● **What is being asked**
Select, from the material below, each line with "operating" in it.

● **Material for this task**
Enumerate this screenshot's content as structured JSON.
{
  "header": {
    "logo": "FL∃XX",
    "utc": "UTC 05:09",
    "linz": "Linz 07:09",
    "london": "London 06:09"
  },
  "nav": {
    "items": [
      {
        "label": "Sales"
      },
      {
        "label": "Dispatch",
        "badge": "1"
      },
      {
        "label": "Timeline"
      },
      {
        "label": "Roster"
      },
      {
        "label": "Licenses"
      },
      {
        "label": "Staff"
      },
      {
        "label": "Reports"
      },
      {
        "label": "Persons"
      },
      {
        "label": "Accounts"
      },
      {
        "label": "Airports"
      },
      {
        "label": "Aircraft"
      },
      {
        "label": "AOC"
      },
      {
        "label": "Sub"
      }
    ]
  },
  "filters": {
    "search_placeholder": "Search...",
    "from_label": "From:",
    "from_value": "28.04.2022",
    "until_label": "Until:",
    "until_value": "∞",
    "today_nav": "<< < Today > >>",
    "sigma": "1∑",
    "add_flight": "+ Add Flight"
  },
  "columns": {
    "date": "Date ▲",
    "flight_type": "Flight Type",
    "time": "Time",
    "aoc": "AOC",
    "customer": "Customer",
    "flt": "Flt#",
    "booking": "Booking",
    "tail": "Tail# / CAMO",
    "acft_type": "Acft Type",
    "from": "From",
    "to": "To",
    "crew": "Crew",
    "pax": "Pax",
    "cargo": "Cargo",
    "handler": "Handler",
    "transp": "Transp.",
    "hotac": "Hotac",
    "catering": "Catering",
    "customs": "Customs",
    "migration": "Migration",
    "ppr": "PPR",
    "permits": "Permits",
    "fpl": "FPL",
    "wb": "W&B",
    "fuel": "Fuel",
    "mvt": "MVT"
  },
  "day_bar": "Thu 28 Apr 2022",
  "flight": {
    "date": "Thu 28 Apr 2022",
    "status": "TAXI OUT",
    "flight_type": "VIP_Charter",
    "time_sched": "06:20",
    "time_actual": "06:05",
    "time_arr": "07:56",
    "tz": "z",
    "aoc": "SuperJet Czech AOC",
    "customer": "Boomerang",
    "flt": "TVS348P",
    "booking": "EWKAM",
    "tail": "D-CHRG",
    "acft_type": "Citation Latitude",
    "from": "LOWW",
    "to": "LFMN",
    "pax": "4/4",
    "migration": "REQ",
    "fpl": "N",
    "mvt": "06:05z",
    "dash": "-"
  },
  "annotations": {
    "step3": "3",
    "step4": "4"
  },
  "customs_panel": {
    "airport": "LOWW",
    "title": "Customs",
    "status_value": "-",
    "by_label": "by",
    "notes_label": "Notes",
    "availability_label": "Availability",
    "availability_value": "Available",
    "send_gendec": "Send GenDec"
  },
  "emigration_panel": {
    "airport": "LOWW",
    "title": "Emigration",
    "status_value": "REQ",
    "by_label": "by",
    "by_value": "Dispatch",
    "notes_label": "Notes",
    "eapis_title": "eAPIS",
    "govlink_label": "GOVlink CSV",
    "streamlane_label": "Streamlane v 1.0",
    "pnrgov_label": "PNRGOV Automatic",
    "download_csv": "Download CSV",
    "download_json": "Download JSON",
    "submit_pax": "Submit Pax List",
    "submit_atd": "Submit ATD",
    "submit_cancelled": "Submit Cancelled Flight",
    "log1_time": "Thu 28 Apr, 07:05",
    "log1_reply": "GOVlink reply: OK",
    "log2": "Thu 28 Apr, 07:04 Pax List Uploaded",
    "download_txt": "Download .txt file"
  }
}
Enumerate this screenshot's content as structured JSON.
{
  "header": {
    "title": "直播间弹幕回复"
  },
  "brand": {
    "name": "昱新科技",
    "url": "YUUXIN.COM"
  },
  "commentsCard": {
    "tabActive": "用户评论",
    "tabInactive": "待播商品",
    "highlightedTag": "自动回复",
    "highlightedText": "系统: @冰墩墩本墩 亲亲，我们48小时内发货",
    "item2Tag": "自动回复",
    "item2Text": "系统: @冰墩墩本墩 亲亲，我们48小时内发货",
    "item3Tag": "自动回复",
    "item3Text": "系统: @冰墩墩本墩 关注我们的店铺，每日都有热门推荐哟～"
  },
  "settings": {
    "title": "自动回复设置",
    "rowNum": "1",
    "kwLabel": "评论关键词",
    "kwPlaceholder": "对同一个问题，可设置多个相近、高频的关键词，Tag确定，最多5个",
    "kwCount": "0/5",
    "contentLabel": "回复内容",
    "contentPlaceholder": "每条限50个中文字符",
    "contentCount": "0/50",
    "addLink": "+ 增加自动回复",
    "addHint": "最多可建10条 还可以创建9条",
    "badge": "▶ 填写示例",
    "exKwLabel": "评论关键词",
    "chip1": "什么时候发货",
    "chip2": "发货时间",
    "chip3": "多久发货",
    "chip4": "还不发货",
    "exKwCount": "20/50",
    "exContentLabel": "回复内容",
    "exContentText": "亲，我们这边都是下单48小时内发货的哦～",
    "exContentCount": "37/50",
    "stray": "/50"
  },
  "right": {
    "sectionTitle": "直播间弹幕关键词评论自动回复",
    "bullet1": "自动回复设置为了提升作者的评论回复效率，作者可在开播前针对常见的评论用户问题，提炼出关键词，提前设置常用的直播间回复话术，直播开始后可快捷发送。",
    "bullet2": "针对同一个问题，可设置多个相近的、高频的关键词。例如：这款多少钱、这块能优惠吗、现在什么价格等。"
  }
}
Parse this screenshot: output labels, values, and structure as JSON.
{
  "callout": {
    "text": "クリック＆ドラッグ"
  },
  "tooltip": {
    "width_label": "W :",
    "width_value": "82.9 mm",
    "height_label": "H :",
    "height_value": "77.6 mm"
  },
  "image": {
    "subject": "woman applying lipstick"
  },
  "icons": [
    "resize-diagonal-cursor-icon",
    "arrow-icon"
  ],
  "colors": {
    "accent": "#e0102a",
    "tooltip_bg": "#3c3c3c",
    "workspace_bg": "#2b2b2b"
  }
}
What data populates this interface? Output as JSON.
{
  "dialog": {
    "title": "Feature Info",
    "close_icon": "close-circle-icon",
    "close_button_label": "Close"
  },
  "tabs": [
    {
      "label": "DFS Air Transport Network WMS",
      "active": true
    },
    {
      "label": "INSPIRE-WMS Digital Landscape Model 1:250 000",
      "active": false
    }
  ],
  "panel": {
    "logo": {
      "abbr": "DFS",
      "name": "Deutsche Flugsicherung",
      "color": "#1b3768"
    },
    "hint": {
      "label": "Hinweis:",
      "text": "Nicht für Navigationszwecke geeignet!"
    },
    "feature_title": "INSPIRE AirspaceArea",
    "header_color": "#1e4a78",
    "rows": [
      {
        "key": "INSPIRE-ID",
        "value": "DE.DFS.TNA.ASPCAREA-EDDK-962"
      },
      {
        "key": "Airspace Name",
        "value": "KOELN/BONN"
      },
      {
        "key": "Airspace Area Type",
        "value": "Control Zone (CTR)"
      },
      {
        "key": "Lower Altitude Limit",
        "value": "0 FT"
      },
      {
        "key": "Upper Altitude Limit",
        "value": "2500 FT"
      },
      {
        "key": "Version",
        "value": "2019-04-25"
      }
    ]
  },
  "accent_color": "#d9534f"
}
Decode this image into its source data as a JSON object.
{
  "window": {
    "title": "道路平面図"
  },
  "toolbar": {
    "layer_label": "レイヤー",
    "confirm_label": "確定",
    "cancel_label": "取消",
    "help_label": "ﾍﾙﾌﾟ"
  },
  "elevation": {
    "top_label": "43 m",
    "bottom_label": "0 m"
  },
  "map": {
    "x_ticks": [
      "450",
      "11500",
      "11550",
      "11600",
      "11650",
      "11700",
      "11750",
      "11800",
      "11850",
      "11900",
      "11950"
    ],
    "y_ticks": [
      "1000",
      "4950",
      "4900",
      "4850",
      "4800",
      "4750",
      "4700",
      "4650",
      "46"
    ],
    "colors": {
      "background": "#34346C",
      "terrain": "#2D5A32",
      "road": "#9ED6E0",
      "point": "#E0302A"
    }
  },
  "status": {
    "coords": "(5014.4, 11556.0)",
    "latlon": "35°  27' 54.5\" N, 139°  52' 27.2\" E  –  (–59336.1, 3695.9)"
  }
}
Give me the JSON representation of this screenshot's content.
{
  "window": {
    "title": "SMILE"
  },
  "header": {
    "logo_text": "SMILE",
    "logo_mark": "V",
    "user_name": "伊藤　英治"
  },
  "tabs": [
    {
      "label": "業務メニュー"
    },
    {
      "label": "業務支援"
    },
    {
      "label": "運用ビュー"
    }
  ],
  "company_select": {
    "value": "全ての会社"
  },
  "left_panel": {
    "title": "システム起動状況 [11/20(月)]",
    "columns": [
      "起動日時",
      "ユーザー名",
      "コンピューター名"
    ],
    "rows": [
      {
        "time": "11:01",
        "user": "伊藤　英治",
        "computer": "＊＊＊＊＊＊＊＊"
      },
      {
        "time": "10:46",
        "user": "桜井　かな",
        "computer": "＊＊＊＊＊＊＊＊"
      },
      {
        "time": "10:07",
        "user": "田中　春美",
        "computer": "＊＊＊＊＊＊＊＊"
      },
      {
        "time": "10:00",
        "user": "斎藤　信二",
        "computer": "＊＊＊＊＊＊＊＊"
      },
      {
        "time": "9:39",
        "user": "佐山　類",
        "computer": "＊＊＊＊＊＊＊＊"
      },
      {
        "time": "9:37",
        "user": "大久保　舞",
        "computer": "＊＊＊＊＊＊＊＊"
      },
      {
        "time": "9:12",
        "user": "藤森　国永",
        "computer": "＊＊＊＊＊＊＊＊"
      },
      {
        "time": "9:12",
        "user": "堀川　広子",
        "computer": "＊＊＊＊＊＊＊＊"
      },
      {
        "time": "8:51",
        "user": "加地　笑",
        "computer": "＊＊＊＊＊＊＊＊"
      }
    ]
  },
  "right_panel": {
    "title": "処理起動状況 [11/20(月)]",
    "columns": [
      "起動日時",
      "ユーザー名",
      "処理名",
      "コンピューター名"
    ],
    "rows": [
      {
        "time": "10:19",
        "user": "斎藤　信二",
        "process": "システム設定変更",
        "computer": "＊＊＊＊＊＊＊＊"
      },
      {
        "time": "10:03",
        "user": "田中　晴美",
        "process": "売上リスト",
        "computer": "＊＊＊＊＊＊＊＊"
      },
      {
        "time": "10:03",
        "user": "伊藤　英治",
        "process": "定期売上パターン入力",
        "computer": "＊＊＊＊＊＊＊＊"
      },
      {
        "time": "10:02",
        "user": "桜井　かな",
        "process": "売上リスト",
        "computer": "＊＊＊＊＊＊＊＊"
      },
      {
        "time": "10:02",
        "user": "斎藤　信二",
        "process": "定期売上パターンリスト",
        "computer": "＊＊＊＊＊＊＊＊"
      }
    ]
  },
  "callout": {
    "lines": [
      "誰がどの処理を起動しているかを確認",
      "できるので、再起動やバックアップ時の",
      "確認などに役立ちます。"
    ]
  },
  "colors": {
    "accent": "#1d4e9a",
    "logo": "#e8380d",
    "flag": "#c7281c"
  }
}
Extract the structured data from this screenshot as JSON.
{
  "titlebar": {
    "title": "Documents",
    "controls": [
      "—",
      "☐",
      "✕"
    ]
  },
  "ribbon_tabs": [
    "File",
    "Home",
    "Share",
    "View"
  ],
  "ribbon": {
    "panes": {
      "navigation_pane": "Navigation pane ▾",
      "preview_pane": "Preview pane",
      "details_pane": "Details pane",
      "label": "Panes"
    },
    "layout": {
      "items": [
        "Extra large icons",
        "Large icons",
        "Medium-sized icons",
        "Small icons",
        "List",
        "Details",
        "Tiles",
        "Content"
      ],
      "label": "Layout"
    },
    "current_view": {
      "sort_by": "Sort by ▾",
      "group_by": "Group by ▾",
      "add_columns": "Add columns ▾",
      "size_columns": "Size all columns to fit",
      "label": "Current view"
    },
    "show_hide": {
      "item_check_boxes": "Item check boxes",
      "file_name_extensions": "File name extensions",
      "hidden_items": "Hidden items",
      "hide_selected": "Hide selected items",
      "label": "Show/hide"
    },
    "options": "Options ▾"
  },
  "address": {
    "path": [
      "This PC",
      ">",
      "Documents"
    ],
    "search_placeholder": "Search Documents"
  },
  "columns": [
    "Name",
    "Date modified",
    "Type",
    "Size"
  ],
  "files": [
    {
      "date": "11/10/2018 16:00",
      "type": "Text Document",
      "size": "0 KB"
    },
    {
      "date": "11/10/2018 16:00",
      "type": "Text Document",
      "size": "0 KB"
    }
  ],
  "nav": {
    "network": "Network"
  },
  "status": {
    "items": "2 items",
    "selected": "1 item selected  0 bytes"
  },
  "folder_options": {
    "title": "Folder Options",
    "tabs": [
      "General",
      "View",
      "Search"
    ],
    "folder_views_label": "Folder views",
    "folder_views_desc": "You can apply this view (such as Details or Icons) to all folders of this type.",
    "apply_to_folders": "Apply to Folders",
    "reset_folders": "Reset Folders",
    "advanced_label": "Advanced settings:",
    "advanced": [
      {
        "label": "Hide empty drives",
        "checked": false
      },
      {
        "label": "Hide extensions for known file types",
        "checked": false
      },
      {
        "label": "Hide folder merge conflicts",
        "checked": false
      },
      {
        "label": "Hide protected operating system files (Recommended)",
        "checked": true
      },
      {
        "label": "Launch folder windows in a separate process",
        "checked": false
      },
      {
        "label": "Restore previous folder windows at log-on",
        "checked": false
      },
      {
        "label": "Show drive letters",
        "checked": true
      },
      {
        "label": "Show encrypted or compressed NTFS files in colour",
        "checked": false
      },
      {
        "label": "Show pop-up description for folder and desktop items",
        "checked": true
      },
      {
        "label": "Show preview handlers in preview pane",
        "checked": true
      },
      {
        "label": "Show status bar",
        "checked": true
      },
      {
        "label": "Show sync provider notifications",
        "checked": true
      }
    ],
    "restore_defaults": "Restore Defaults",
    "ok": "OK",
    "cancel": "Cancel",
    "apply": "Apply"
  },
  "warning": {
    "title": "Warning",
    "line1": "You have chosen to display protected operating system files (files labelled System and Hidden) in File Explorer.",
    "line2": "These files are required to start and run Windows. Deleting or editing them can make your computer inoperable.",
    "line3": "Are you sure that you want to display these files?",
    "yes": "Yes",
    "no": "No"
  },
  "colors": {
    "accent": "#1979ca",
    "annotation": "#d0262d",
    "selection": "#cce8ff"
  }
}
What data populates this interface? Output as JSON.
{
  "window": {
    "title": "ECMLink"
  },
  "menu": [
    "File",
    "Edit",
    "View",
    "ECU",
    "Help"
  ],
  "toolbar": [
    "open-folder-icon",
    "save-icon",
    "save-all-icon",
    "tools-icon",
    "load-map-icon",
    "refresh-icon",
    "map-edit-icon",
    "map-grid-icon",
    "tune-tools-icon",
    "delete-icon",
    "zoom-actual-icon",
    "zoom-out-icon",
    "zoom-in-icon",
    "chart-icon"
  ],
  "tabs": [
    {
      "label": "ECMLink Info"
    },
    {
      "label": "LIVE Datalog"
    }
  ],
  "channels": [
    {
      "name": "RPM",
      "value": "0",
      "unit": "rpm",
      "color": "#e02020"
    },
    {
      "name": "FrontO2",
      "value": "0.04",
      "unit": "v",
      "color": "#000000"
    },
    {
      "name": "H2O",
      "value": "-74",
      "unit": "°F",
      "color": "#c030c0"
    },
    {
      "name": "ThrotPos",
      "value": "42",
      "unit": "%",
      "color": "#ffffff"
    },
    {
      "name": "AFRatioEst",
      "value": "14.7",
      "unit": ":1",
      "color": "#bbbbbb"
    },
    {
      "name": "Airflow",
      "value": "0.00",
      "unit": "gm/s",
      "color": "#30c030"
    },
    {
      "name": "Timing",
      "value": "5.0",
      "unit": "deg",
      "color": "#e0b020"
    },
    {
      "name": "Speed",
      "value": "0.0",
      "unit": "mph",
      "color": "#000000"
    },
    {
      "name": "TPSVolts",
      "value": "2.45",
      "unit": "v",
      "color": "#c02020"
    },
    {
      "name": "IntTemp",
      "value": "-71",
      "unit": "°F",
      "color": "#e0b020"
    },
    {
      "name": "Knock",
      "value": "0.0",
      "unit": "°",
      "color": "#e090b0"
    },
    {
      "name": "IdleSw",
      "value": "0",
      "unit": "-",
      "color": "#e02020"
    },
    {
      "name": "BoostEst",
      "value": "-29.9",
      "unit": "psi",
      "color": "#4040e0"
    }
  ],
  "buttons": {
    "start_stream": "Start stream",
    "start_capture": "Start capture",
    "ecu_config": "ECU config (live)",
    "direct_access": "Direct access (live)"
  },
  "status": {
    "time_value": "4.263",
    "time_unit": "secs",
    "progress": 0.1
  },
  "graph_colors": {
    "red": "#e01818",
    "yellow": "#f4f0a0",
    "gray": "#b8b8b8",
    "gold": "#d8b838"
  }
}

● **Result of this task**
        "label": "Hide protected operating system files (Recommended)",
    "line1": "You have chosen to display protected operating system files (files labelled System and Hidden) in File Explorer.",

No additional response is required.